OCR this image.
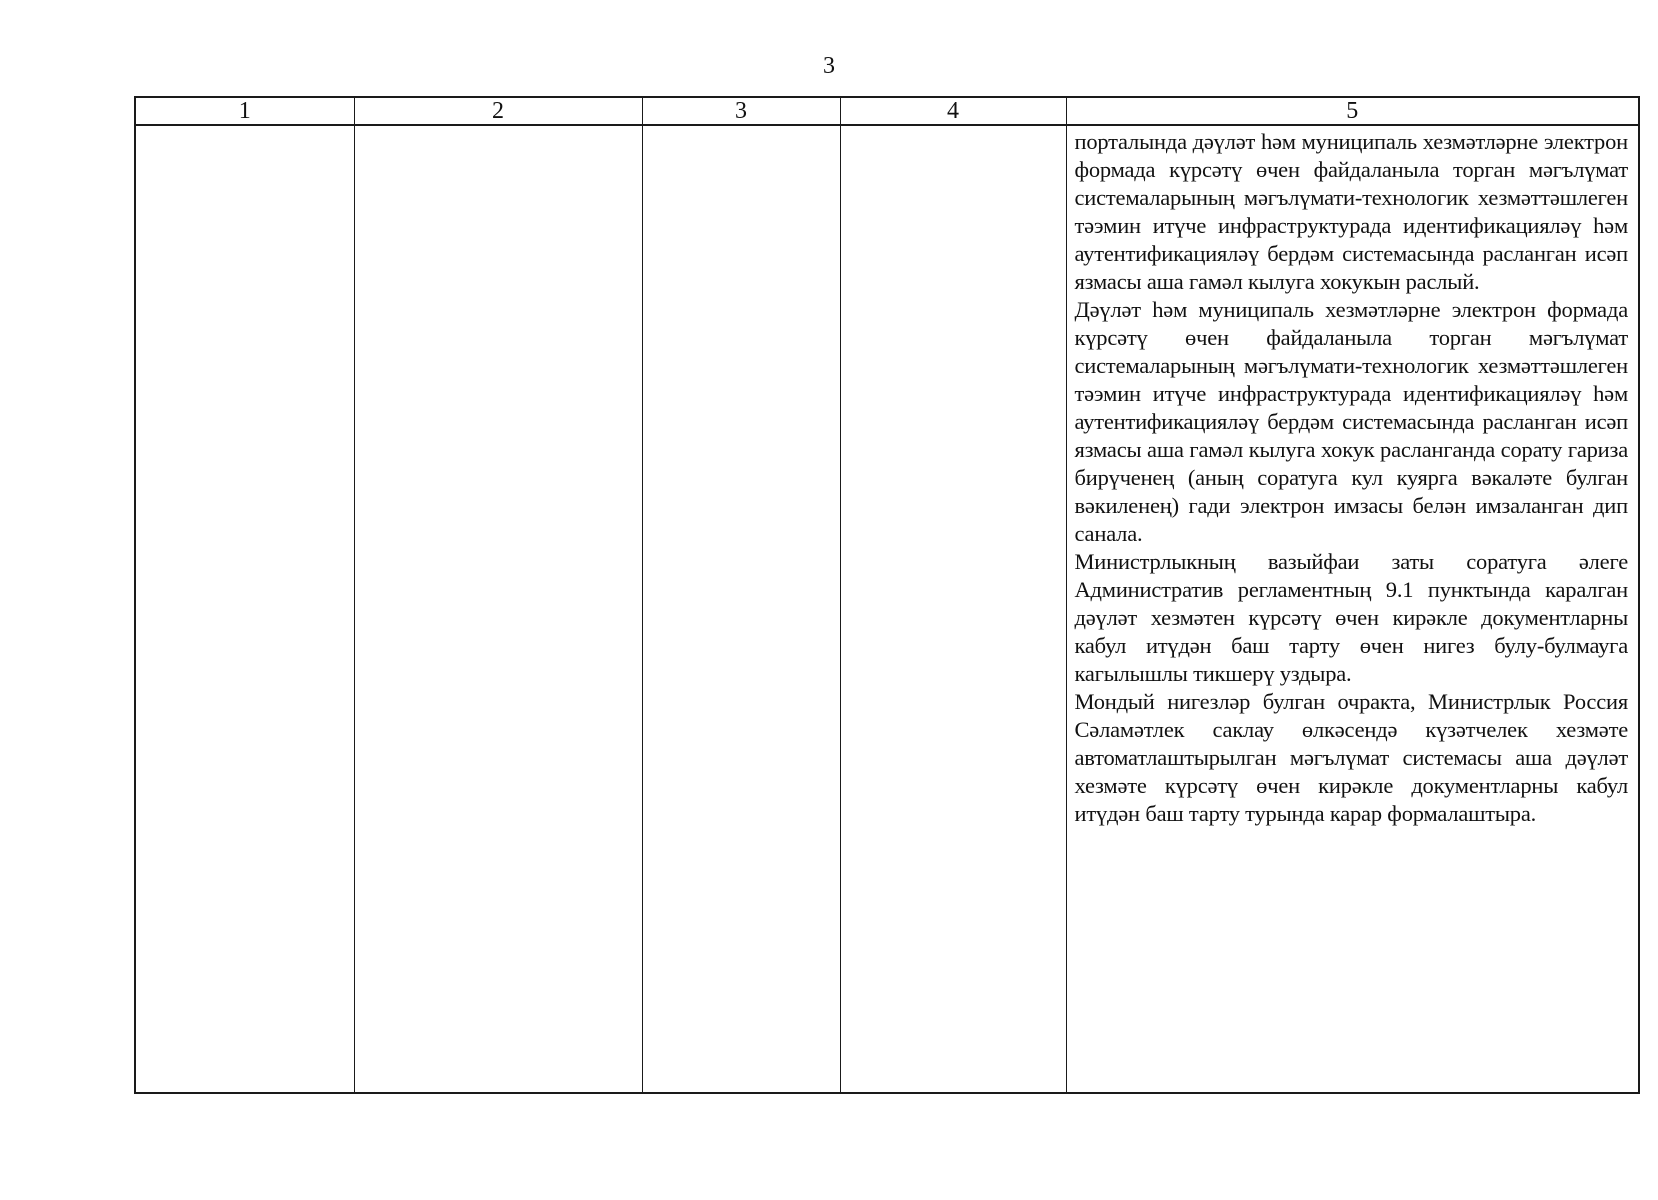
3
1	2	3	4	5

				порталында дәүләт һәм муниципаль хезмәтләрне электрон формада күрсәтү өчен файдаланыла торган мәгълүмат системаларының мәгълүмати-технологик хезмәттәшлеген тәэмин итүче инфраструктурада идентификацияләү һәм аутентификацияләү бердәм системасында расланган исәп язмасы аша гамәл кылуга хокукын раслый.

Дәүләт һәм муниципаль хезмәтләрне электрон формада күрсәтү өчен файдаланыла торган мәгълүмат системаларының мәгълүмати-технологик хезмәттәшлеген тәэмин итүче инфраструктурада идентификацияләү һәм аутентификацияләү бердәм системасында расланган исәп язмасы аша гамәл кылуга хокук расланганда сорату гариза бирүченең (аның соратуга кул куярга вәкаләте булган вәкиленең) гади электрон имзасы белән имзаланган дип санала.

Министрлыкның вазыйфаи заты соратуга әлеге Административ регламентның 9.1 пунктында каралган дәүләт хезмәтен күрсәтү өчен кирәкле документларны кабул итүдән баш тарту өчен нигез булу-булмауга кагылышлы тикшерү уздыра.

Мондый нигезләр булган очракта, Министрлык Россия Сәламәтлек саклау өлкәсендә күзәтчелек хезмәте автоматлаштырылган мәгълүмат системасы аша дәүләт хезмәте күрсәтү өчен кирәкле документларны кабул итүдән баш тарту турында карар формалаштыра.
***
Each entry should be repeated exactly as it appears; the pictures stay out.

OCR this image.
3
1	2	3	4	5

				порталында дәүләт һәм муниципаль хезмәтләрне электрон формада күрсәтү өчен файдаланыла торган мәгълүмат системаларының мәгълүмати-технологик хезмәттәшлеген тәэмин итүче инфраструктурада идентификацияләү һәм аутентификацияләү бердәм системасында расланган исәп язмасы аша гамәл кылуга хокукын раслый.

Дәүләт һәм муниципаль хезмәтләрне электрон формада күрсәтү өчен файдаланыла торган мәгълүмат системаларының мәгълүмати-технологик хезмәттәшлеген тәэмин итүче инфраструктурада идентификацияләү һәм аутентификацияләү бердәм системасында расланган исәп язмасы аша гамәл кылуга хокук расланганда сорату гариза бирүченең (аның соратуга кул куярга вәкаләте булган вәкиленең) гади электрон имзасы белән имзаланган дип санала.

Министрлыкның вазыйфаи заты соратуга әлеге Административ регламентның 9.1 пунктында каралган дәүләт хезмәтен күрсәтү өчен кирәкле документларны кабул итүдән баш тарту өчен нигез булу-булмауга кагылышлы тикшерү уздыра.

Мондый нигезләр булган очракта, Министрлык Россия Сәламәтлек саклау өлкәсендә күзәтчелек хезмәте автоматлаштырылган мәгълүмат системасы аша дәүләт хезмәте күрсәтү өчен кирәкле документларны кабул итүдән баш тарту турында карар формалаштыра.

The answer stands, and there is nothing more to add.